--- WHAT TO WORK ON ---
Check every line below for the word "glyph" and copy each one that has it.

--- PROVIDED RECORDS ---
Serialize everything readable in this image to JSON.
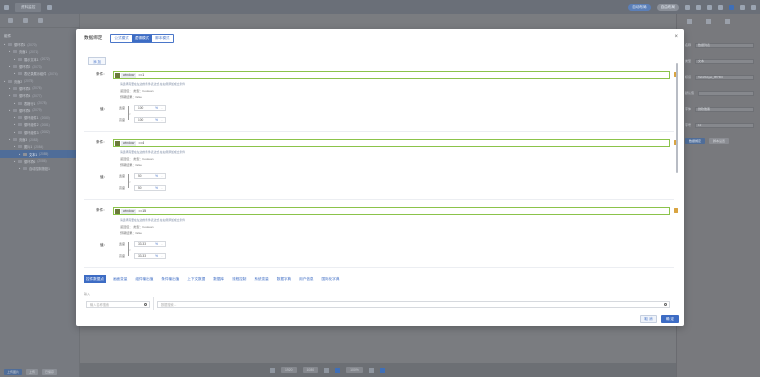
{
  "topbar": {
    "tab": "资料监控",
    "pill_on": "自动布局",
    "pill_off": "自由布局"
  },
  "leftbar": {
    "section": "组件",
    "tree": [
      {
        "label": "循环项1",
        "count": "(2070)",
        "depth": 0,
        "selected": false
      },
      {
        "label": "页面1",
        "count": "(2071)",
        "depth": 1,
        "selected": false
      },
      {
        "label": "展示文本1",
        "count": "(2072)",
        "depth": 2,
        "selected": false
      },
      {
        "label": "循环项2",
        "count": "(2073)",
        "depth": 1,
        "selected": false
      },
      {
        "label": "表记录展示组件",
        "count": "(2074)",
        "depth": 2,
        "selected": false
      },
      {
        "label": "页面2",
        "count": "(2075)",
        "depth": 0,
        "selected": false
      },
      {
        "label": "循环项3",
        "count": "(2076)",
        "depth": 1,
        "selected": false
      },
      {
        "label": "循环项4",
        "count": "(2077)",
        "depth": 1,
        "selected": false
      },
      {
        "label": "表格行1",
        "count": "(2078)",
        "depth": 2,
        "selected": false
      },
      {
        "label": "循环项5",
        "count": "(2079)",
        "depth": 1,
        "selected": false
      },
      {
        "label": "循环组件1",
        "count": "(2080)",
        "depth": 2,
        "selected": false
      },
      {
        "label": "循环组件2",
        "count": "(2081)",
        "depth": 2,
        "selected": false
      },
      {
        "label": "循环组件3",
        "count": "(2082)",
        "depth": 2,
        "selected": false
      },
      {
        "label": "页面3",
        "count": "(2083)",
        "depth": 1,
        "selected": false
      },
      {
        "label": "图片1",
        "count": "(2084)",
        "depth": 2,
        "selected": false
      },
      {
        "label": "文本1",
        "count": "(2085)",
        "depth": 3,
        "selected": true
      },
      {
        "label": "循环项6",
        "count": "(2086)",
        "depth": 2,
        "selected": false
      },
      {
        "label": "自动控制按钮1",
        "count": "",
        "depth": 3,
        "selected": false
      }
    ],
    "bottom": [
      "上传图片",
      "上传",
      "已保存"
    ]
  },
  "statusbar": {
    "zoom": "1920",
    "h": "1080",
    "pct": "100%"
  },
  "rightbar": {
    "rows": [
      {
        "label": "名称",
        "value": "数据列表"
      },
      {
        "label": "类型",
        "value": "文本"
      },
      {
        "label": "标识",
        "value": "TabWidget_ffff7f00"
      },
      {
        "label": "默认值",
        "value": ""
      },
      {
        "label": "字体",
        "value": "微软雅黑"
      },
      {
        "label": "字号",
        "value": "12"
      }
    ],
    "buttons": [
      "数据绑定",
      "脚本设置"
    ]
  },
  "modal": {
    "title": "数据绑定",
    "modes": [
      "公式模式",
      "逻辑模式",
      "脚本模式"
    ],
    "active_mode": 1,
    "add_label": "添 加",
    "conditions": [
      {
        "label": "条件：",
        "expr_token": "window",
        "expr_rest": "==1",
        "hint": "请选择需要在左边的条件表达式,在右侧添加成立条件",
        "type_line": "返回值：    类型：boolean",
        "pre_line": "预期结果：false",
        "value_label": "值：",
        "k1": "宽度",
        "k2": "高度",
        "mid": "<",
        "v1": "100",
        "v2": "100",
        "unit": "%"
      },
      {
        "label": "条件：",
        "expr_token": "window",
        "expr_rest": "==4",
        "hint": "请选择需要在左边的条件表达式,在右侧添加成立条件",
        "type_line": "返回值：    类型：boolean",
        "pre_line": "预期结果：false",
        "value_label": "值：",
        "k1": "宽度",
        "k2": "高度",
        "mid": "<",
        "v1": "50",
        "v2": "50",
        "unit": "%"
      },
      {
        "label": "条件：",
        "expr_token": "window",
        "expr_rest": "==15",
        "hint": "请选择需要在左边的条件表达式,在右侧添加成立条件",
        "type_line": "返回值：    类型：boolean",
        "pre_line": "预期结果：false",
        "value_label": "值：",
        "k1": "宽度",
        "k2": "高度",
        "mid": "<",
        "v1": "33.33",
        "v2": "33.33",
        "unit": "%"
      }
    ],
    "tabs": [
      "控件数据点",
      "画面变量",
      "组件输出值",
      "条件输出值",
      "上下文数据",
      "数据库",
      "流程控制",
      "系统变量",
      "数据字典",
      "用户信息",
      "国际化字典"
    ],
    "active_tab": 0,
    "mini_label": "输入",
    "search_left_placeholder": "输入名称搜索",
    "search_right_placeholder": "数据搜索...",
    "cancel": "取 消",
    "ok": "确 定"
  }
}
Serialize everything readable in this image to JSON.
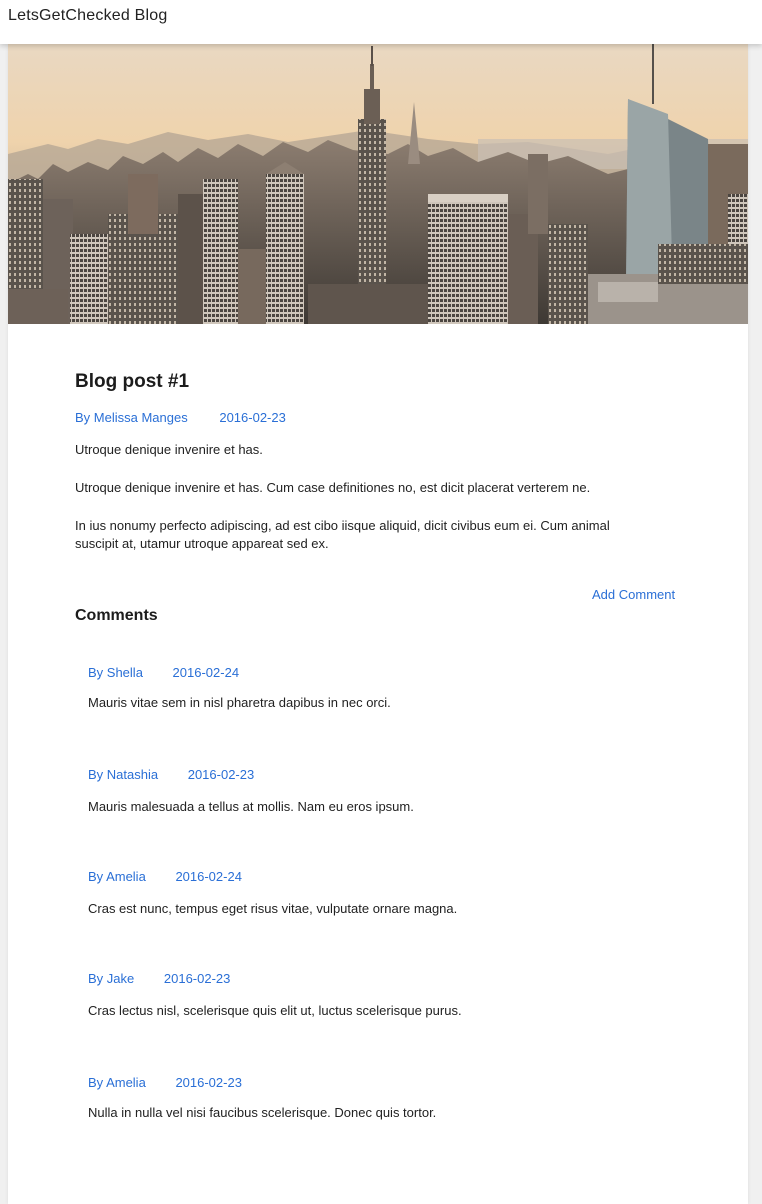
{
  "header": {
    "brand": "LetsGetChecked Blog"
  },
  "post": {
    "title": "Blog post #1",
    "author": "By Melissa Manges",
    "date": "2016-02-23",
    "paragraphs": [
      "Utroque denique invenire et has.",
      "Utroque denique invenire et has. Cum case definitiones no, est dicit placerat verterem ne.",
      "In ius nonumy perfecto adipiscing, ad est cibo iisque aliquid, dicit civibus eum ei. Cum animal suscipit at, utamur utroque appareat sed ex."
    ]
  },
  "comments_section": {
    "add_label": "Add Comment",
    "title": "Comments",
    "items": [
      {
        "author": "By Shella",
        "date": "2016-02-24",
        "text": "Mauris vitae sem in nisl pharetra dapibus in nec orci."
      },
      {
        "author": "By Natashia",
        "date": "2016-02-23",
        "text": "Mauris malesuada a tellus at mollis. Nam eu eros ipsum."
      },
      {
        "author": "By Amelia",
        "date": "2016-02-24",
        "text": "Cras est nunc, tempus eget risus vitae, vulputate ornare magna."
      },
      {
        "author": "By Jake",
        "date": "2016-02-23",
        "text": "Cras lectus nisl, scelerisque quis elit ut, luctus scelerisque purus."
      },
      {
        "author": "By Amelia",
        "date": "2016-02-23",
        "text": "Nulla in nulla vel nisi faucibus scelerisque. Donec quis tortor."
      }
    ]
  },
  "colors": {
    "link": "#2a6fd6",
    "text": "#222222",
    "heading": "#1c1c1c"
  }
}
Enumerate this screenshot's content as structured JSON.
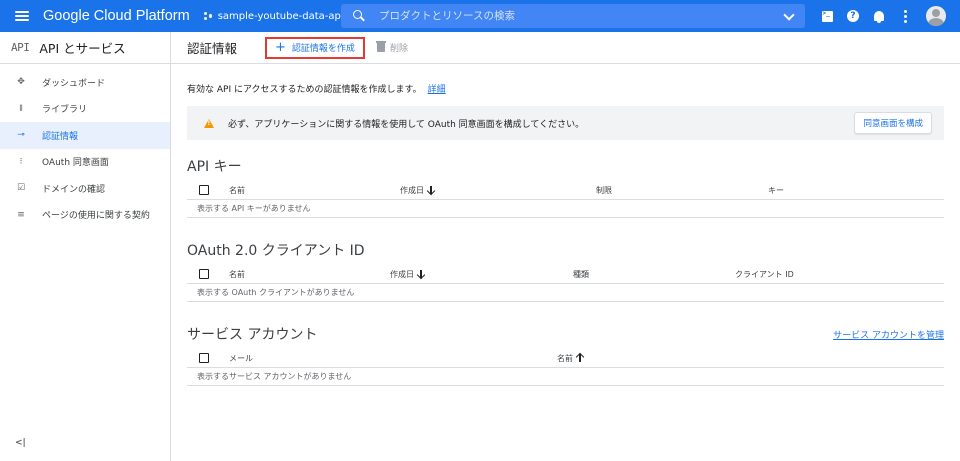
{
  "topbar": {
    "brand": "Google Cloud Platform",
    "project": "sample-youtube-data-api",
    "search_placeholder": "プロダクトとリソースの検索",
    "icons": [
      "menu-icon",
      "project-icon",
      "search-icon",
      "cloud-shell-icon",
      "help-icon",
      "notifications-icon",
      "more-vert-icon",
      "account-avatar"
    ]
  },
  "sidebar": {
    "logo": "API",
    "title": "API とサービス",
    "items": [
      {
        "label": "ダッシュボード",
        "icon": "dashboard-icon",
        "glyph": "✥"
      },
      {
        "label": "ライブラリ",
        "icon": "library-icon",
        "glyph": "𝍪"
      },
      {
        "label": "認証情報",
        "icon": "key-icon",
        "glyph": "⊸"
      },
      {
        "label": "OAuth 同意画面",
        "icon": "consent-icon",
        "glyph": "⁝"
      },
      {
        "label": "ドメインの確認",
        "icon": "domain-icon",
        "glyph": "☑"
      },
      {
        "label": "ページの使用に関する契約",
        "icon": "agreements-icon",
        "glyph": "≡"
      }
    ],
    "active_index": 2,
    "collapse": "<|"
  },
  "header": {
    "title": "認証情報",
    "create_label": "認証情報を作成",
    "delete_label": "削除"
  },
  "description": {
    "text": "有効な API にアクセスするための認証情報を作成します。",
    "link": "詳細"
  },
  "warning": {
    "text": "必ず、アプリケーションに関する情報を使用して OAuth 同意画面を構成してください。",
    "button": "同意画面を構成",
    "color": "#f29900"
  },
  "api_keys": {
    "title": "API キー",
    "columns": [
      "名前",
      "作成日",
      "制限",
      "キー"
    ],
    "empty": "表示する API キーがありません"
  },
  "oauth": {
    "title": "OAuth 2.0 クライアント ID",
    "columns": [
      "名前",
      "作成日",
      "種類",
      "クライアント ID"
    ],
    "empty": "表示する OAuth クライアントがありません"
  },
  "service_accounts": {
    "title": "サービス アカウント",
    "manage_link": "サービス アカウントを管理",
    "columns": [
      "メール",
      "名前"
    ],
    "empty": "表示するサービス アカウントがありません"
  },
  "colors": {
    "primary": "#1a73e8",
    "highlight_border": "#e53935"
  }
}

--- SOLVED PROBLEM ---
        "glyph": "✥"
        "glyph": "𝍪"
        "glyph": "⊸"
        "glyph": "⁝"
        "glyph": "☑"
        "glyph": "≡"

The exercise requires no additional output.